Search the material below for the string "nemůže" and list each line that holds it.

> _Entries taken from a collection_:
start

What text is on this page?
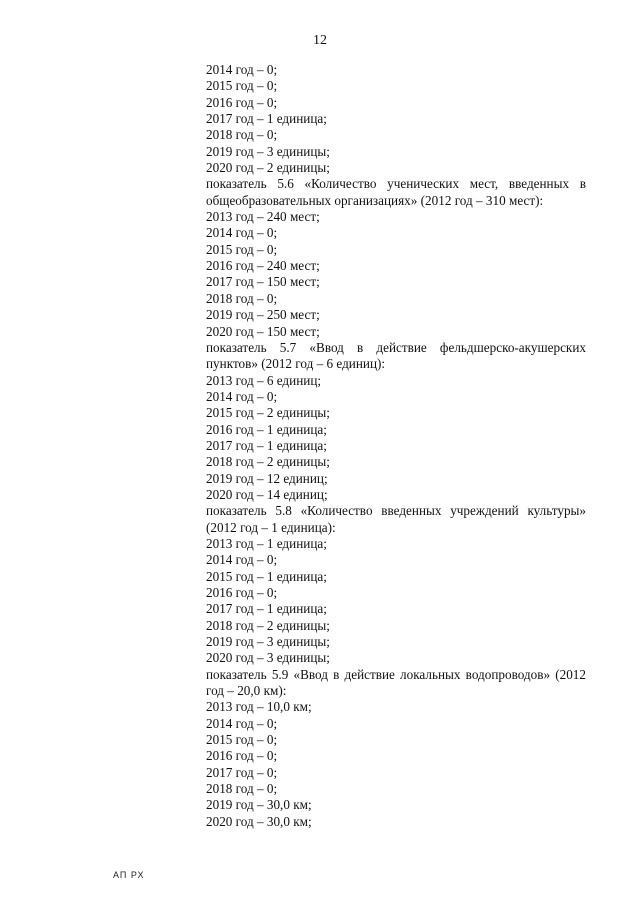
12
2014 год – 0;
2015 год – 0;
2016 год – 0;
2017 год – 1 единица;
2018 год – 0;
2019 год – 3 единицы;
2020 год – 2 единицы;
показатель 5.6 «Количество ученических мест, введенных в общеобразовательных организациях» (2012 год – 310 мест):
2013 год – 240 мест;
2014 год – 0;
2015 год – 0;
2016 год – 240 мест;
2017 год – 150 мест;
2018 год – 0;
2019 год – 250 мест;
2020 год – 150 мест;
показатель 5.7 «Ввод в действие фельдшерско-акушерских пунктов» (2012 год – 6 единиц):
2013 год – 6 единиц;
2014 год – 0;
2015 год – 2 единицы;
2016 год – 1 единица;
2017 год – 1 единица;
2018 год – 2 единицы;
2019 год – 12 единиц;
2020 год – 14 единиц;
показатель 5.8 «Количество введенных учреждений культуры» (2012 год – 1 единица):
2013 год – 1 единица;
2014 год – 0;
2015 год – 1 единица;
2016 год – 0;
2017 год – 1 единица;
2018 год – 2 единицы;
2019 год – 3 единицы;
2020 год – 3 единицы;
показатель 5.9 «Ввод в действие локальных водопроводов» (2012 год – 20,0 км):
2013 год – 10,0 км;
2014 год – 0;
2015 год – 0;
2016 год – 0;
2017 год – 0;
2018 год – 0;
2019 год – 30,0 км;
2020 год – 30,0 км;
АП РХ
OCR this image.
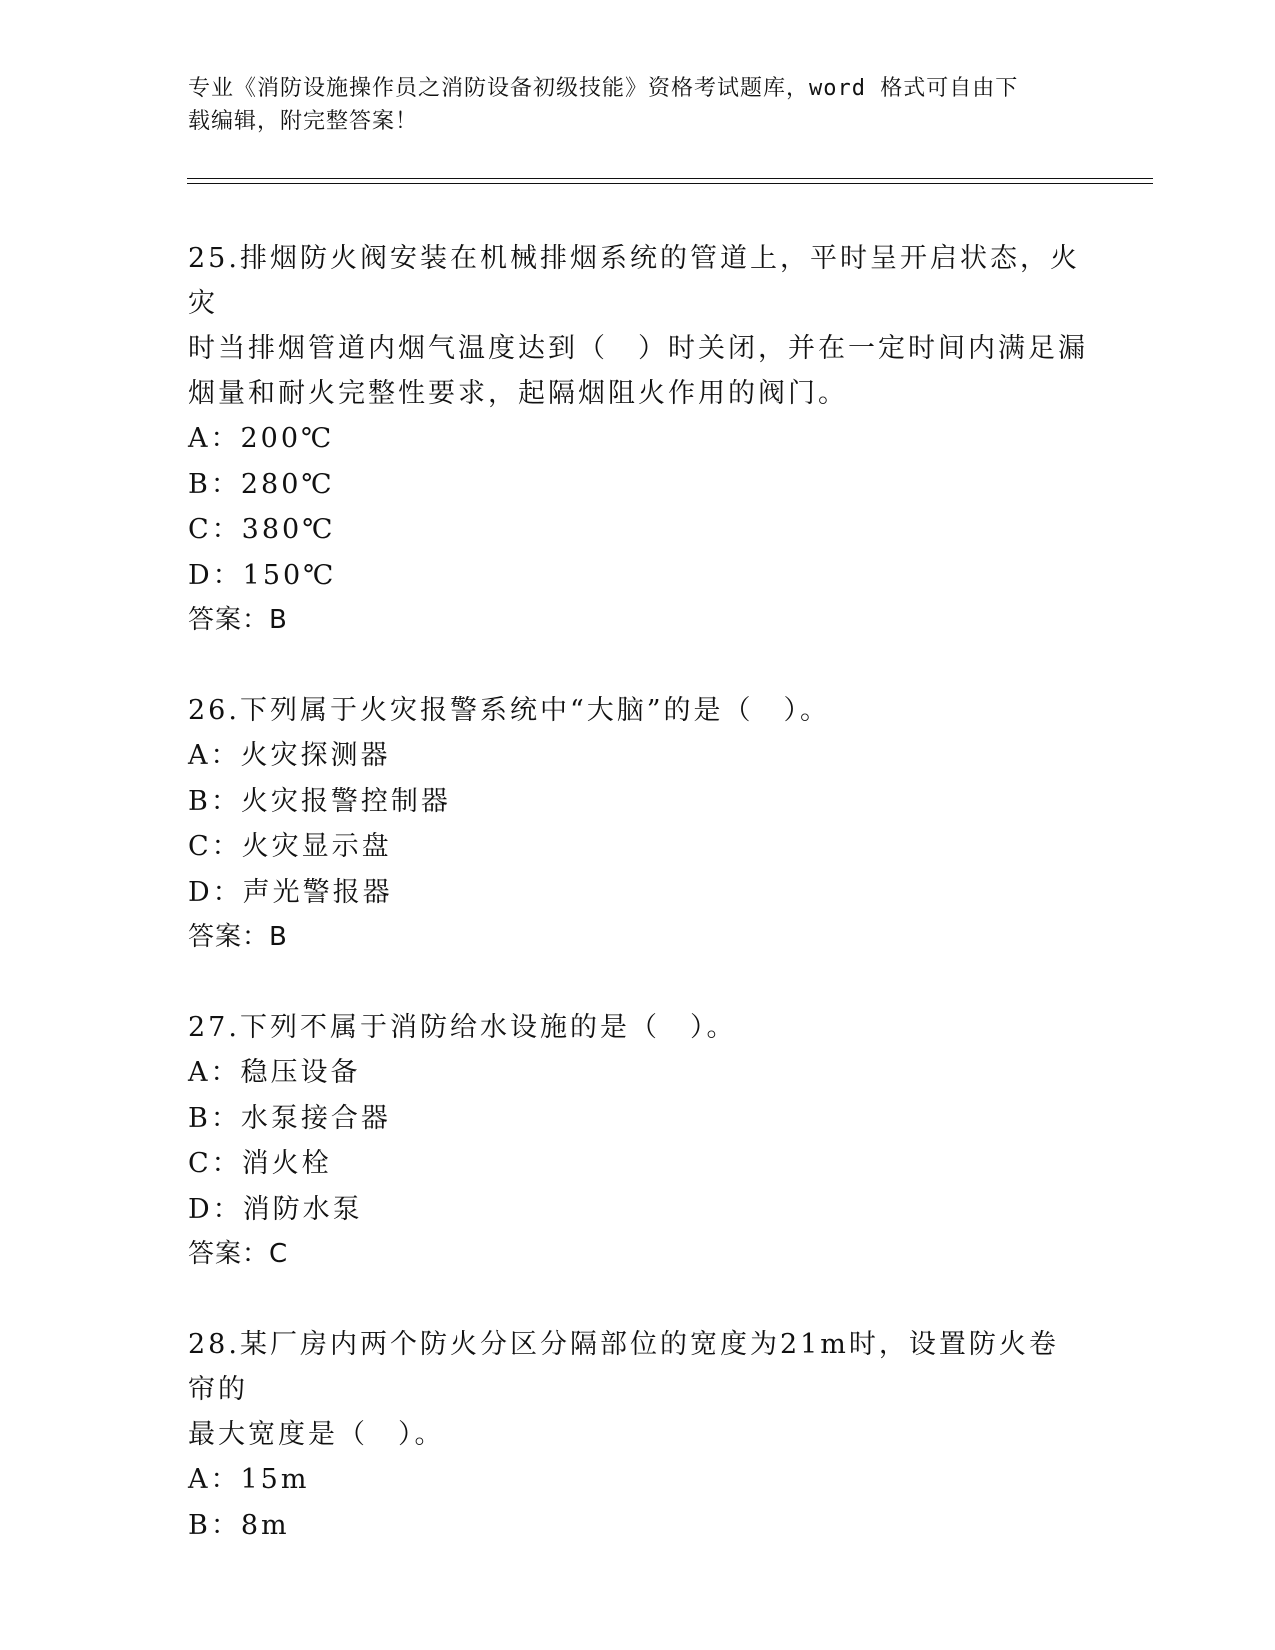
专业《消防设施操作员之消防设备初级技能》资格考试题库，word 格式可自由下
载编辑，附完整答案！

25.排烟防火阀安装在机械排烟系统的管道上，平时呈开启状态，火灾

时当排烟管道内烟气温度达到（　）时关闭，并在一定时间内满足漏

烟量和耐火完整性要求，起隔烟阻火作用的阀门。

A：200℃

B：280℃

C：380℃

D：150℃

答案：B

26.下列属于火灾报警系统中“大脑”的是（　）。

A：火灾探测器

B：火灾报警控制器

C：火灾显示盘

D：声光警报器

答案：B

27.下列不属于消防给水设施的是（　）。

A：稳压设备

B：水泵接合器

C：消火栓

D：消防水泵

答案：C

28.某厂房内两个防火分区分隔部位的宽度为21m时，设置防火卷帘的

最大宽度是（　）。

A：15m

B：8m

end
start

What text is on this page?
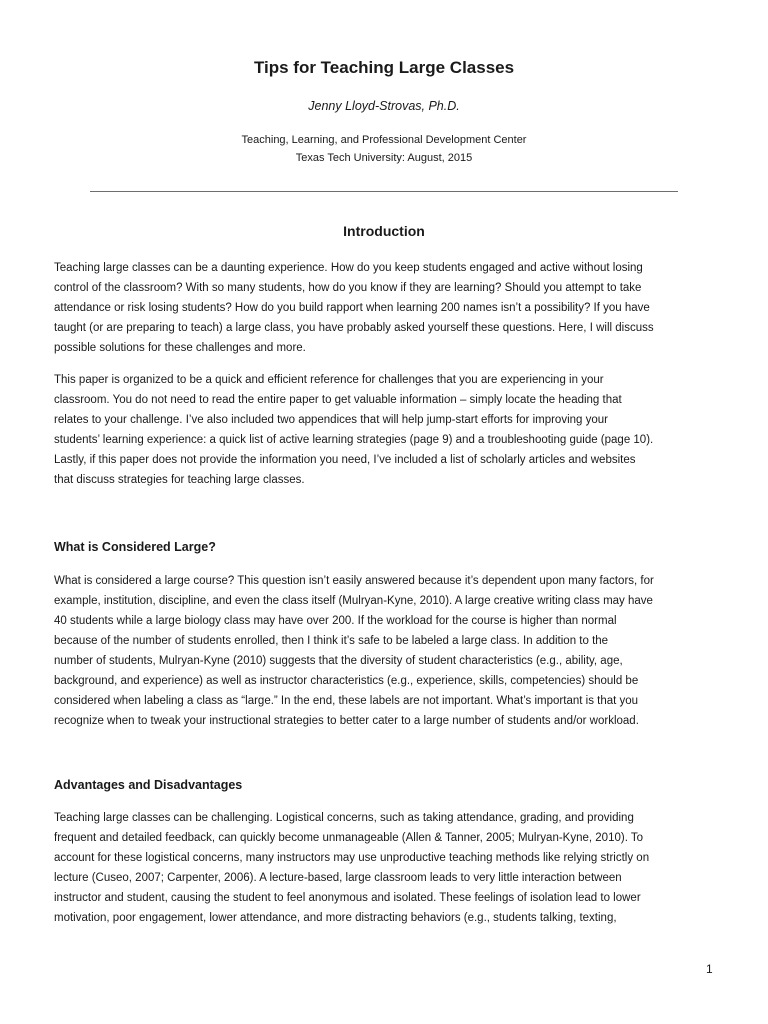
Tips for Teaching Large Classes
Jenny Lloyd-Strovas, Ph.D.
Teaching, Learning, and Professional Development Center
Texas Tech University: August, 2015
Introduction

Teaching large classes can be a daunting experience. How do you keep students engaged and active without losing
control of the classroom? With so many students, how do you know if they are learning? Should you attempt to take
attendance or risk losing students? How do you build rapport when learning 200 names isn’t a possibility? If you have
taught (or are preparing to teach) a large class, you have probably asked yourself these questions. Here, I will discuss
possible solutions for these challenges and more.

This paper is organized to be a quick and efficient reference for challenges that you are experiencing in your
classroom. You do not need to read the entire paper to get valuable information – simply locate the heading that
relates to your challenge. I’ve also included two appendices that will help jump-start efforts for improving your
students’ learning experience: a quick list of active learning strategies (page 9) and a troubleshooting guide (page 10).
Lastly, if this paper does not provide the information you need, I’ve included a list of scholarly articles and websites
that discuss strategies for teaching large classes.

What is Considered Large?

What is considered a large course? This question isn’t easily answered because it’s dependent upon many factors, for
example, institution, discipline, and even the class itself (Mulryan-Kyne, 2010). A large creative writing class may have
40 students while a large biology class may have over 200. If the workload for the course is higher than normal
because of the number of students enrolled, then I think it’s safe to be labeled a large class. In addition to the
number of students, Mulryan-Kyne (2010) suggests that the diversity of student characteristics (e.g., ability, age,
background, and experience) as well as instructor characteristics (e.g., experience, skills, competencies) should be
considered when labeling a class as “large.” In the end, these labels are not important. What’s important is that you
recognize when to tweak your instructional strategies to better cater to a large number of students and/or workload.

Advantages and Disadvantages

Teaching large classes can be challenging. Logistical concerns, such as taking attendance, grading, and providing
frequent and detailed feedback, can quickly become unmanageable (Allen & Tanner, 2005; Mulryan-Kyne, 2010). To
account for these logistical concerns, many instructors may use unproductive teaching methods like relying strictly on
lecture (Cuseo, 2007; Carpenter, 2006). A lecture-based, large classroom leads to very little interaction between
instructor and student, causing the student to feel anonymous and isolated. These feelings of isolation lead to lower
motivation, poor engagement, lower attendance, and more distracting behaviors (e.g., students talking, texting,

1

end
start

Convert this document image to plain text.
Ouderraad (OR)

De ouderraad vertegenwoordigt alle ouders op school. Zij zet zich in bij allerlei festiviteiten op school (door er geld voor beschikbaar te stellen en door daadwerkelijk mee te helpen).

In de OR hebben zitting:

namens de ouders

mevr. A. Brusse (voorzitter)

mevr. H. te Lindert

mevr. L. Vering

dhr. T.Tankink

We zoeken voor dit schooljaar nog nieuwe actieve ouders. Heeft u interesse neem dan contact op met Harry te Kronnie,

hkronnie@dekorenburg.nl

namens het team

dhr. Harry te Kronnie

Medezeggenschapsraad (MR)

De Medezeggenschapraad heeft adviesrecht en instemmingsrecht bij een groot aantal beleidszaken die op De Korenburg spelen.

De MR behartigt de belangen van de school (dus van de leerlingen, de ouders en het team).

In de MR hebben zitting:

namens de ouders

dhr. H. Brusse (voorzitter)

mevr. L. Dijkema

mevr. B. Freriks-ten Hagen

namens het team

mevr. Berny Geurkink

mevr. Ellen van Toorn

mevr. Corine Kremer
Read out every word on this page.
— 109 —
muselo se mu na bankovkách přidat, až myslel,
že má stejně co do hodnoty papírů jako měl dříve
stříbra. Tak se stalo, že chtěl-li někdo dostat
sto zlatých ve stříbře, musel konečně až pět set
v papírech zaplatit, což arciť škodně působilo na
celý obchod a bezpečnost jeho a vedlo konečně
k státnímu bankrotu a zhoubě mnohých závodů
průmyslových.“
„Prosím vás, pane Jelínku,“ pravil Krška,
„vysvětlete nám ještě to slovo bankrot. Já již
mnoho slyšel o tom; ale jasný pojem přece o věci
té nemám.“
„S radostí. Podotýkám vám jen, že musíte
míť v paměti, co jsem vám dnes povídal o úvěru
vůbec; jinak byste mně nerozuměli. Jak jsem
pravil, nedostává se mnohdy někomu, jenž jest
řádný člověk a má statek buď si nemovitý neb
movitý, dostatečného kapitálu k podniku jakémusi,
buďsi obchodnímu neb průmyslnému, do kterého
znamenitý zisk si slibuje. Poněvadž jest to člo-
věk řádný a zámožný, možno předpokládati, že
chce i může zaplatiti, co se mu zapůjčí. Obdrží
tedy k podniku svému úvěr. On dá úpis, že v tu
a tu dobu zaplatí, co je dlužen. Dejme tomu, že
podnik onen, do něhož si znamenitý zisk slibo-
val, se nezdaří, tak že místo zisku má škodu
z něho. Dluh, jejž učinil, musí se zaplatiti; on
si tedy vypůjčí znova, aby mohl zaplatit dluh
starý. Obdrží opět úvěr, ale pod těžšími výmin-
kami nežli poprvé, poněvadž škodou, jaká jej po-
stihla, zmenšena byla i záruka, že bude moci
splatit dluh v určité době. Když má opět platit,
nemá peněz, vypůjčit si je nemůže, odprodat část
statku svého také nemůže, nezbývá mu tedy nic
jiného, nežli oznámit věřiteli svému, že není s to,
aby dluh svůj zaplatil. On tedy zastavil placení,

end

> _TASK ANSWER_:
nemá peněz, vypůjčit si je nemůže, odprodat část
statku svého také nemůže, nezbývá mu tedy nic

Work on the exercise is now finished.